• WHAT IS BEING ASKED
Quote all of the entries word for word.

• MATERIAL FOR THIS EXERCISE

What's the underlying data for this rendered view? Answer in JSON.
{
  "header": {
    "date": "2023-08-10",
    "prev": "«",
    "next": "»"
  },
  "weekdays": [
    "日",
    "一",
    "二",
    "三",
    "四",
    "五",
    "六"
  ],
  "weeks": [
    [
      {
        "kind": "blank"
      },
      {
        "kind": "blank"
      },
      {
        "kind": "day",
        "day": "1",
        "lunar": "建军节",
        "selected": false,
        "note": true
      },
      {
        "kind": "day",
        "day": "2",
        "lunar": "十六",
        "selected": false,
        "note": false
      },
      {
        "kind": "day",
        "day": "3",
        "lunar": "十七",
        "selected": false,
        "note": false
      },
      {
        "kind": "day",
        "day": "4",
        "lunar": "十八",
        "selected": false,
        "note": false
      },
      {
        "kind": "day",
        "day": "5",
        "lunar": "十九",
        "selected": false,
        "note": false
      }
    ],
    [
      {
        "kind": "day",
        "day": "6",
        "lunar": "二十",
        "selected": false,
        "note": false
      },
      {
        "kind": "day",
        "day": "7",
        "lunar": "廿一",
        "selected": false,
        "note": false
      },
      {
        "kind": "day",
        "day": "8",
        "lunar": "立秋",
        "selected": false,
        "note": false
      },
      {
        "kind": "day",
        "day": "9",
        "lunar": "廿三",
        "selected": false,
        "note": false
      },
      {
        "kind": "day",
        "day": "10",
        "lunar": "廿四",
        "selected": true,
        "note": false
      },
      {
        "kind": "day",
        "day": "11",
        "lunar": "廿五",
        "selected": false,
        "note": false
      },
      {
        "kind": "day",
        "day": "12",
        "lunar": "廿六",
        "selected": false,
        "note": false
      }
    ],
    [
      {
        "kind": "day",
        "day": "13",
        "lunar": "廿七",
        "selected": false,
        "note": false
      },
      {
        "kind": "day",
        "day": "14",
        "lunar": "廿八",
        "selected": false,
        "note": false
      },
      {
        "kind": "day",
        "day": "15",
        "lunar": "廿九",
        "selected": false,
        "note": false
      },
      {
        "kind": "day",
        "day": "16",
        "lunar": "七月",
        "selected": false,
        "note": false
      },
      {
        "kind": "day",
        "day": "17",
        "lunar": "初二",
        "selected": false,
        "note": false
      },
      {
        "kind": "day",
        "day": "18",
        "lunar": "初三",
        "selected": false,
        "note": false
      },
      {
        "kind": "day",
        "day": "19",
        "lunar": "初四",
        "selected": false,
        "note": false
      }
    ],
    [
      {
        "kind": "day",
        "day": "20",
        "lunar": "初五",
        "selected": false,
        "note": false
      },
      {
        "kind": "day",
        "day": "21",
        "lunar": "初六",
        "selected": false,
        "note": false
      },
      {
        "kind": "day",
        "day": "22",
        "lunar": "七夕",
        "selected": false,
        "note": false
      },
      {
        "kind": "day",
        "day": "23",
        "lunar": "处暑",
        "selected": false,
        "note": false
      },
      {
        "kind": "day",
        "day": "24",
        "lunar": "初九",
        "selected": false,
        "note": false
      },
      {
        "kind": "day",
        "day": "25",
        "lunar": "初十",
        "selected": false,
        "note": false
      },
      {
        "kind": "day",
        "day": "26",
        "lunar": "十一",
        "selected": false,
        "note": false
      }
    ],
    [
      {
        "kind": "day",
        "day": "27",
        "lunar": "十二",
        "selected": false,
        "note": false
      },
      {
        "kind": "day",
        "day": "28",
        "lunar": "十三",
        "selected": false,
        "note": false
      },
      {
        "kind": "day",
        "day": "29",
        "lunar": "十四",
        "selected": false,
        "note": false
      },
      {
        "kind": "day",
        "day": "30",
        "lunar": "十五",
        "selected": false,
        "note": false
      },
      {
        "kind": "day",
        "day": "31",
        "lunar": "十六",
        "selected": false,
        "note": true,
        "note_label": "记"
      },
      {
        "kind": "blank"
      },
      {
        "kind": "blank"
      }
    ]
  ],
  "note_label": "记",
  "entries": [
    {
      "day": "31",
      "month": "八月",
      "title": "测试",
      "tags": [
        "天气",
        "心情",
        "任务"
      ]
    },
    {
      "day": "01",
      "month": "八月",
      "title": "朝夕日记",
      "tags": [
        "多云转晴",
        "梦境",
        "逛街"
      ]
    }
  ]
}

• REPLY
What's the underlying data for this rendered view? Answer in JSON.
{
  "header": {
    "date": "2023-08-10",
    "prev": "«",
    "next": "»"
  },
  "weekdays": [
    "日",
    "一",
    "二",
    "三",
    "四",
    "五",
    "六"
  ],
  "weeks": [
    [
      {
        "kind": "blank"
      },
      {
        "kind": "blank"
      },
      {
        "kind": "day",
        "day": "1",
        "lunar": "建军节",
        "selected": false,
        "note": true
      },
      {
        "kind": "day",
        "day": "2",
        "lunar": "十六",
        "selected": false,
        "note": false
      },
      {
        "kind": "day",
        "day": "3",
        "lunar": "十七",
        "selected": false,
        "note": false
      },
      {
        "kind": "day",
        "day": "4",
        "lunar": "十八",
        "selected": false,
        "note": false
      },
      {
        "kind": "day",
        "day": "5",
        "lunar": "十九",
        "selected": false,
        "note": false
      }
    ],
    [
      {
        "kind": "day",
        "day": "6",
        "lunar": "二十",
        "selected": false,
        "note": false
      },
      {
        "kind": "day",
        "day": "7",
        "lunar": "廿一",
        "selected": false,
        "note": false
      },
      {
        "kind": "day",
        "day": "8",
        "lunar": "立秋",
        "selected": false,
        "note": false
      },
      {
        "kind": "day",
        "day": "9",
        "lunar": "廿三",
        "selected": false,
        "note": false
      },
      {
        "kind": "day",
        "day": "10",
        "lunar": "廿四",
        "selected": true,
        "note": false
      },
      {
        "kind": "day",
        "day": "11",
        "lunar": "廿五",
        "selected": false,
        "note": false
      },
      {
        "kind": "day",
        "day": "12",
        "lunar": "廿六",
        "selected": false,
        "note": false
      }
    ],
    [
      {
        "kind": "day",
        "day": "13",
        "lunar": "廿七",
        "selected": false,
        "note": false
      },
      {
        "kind": "day",
        "day": "14",
        "lunar": "廿八",
        "selected": false,
        "note": false
      },
      {
        "kind": "day",
        "day": "15",
        "lunar": "廿九",
        "selected": false,
        "note": false
      },
      {
        "kind": "day",
        "day": "16",
        "lunar": "七月",
        "selected": false,
        "note": false
      },
      {
        "kind": "day",
        "day": "17",
        "lunar": "初二",
        "selected": false,
        "note": false
      },
      {
        "kind": "day",
        "day": "18",
        "lunar": "初三",
        "selected": false,
        "note": false
      },
      {
        "kind": "day",
        "day": "19",
        "lunar": "初四",
        "selected": false,
        "note": false
      }
    ],
    [
      {
        "kind": "day",
        "day": "20",
        "lunar": "初五",
        "selected": false,
        "note": false
      },
      {
        "kind": "day",
        "day": "21",
        "lunar": "初六",
        "selected": false,
        "note": false
      },
      {
        "kind": "day",
        "day": "22",
        "lunar": "七夕",
        "selected": false,
        "note": false
      },
      {
        "kind": "day",
        "day": "23",
        "lunar": "处暑",
        "selected": false,
        "note": false
      },
      {
        "kind": "day",
        "day": "24",
        "lunar": "初九",
        "selected": false,
        "note": false
      },
      {
        "kind": "day",
        "day": "25",
        "lunar": "初十",
        "selected": false,
        "note": false
      },
      {
        "kind": "day",
        "day": "26",
        "lunar": "十一",
        "selected": false,
        "note": false
      }
    ],
    [
      {
        "kind": "day",
        "day": "27",
        "lunar": "十二",
        "selected": false,
        "note": false
      },
      {
        "kind": "day",
        "day": "28",
        "lunar": "十三",
        "selected": false,
        "note": false
      },
      {
        "kind": "day",
        "day": "29",
        "lunar": "十四",
        "selected": false,
        "note": false
      },
      {
        "kind": "day",
        "day": "30",
        "lunar": "十五",
        "selected": false,
        "note": false
      },
      {
        "kind": "day",
        "day": "31",
        "lunar": "十六",
        "selected": false,
        "note": true,
        "note_label": "记"
      },
      {
        "kind": "blank"
      },
      {
        "kind": "blank"
      }
    ]
  ],
  "note_label": "记",
  "entries": [
    {
      "day": "31",
      "month": "八月",
      "title": "测试",
      "tags": [
        "天气",
        "心情",
        "任务"
      ]
    },
    {
      "day": "01",
      "month": "八月",
      "title": "朝夕日记",
      "tags": [
        "多云转晴",
        "梦境",
        "逛街"
      ]
    }
  ]
}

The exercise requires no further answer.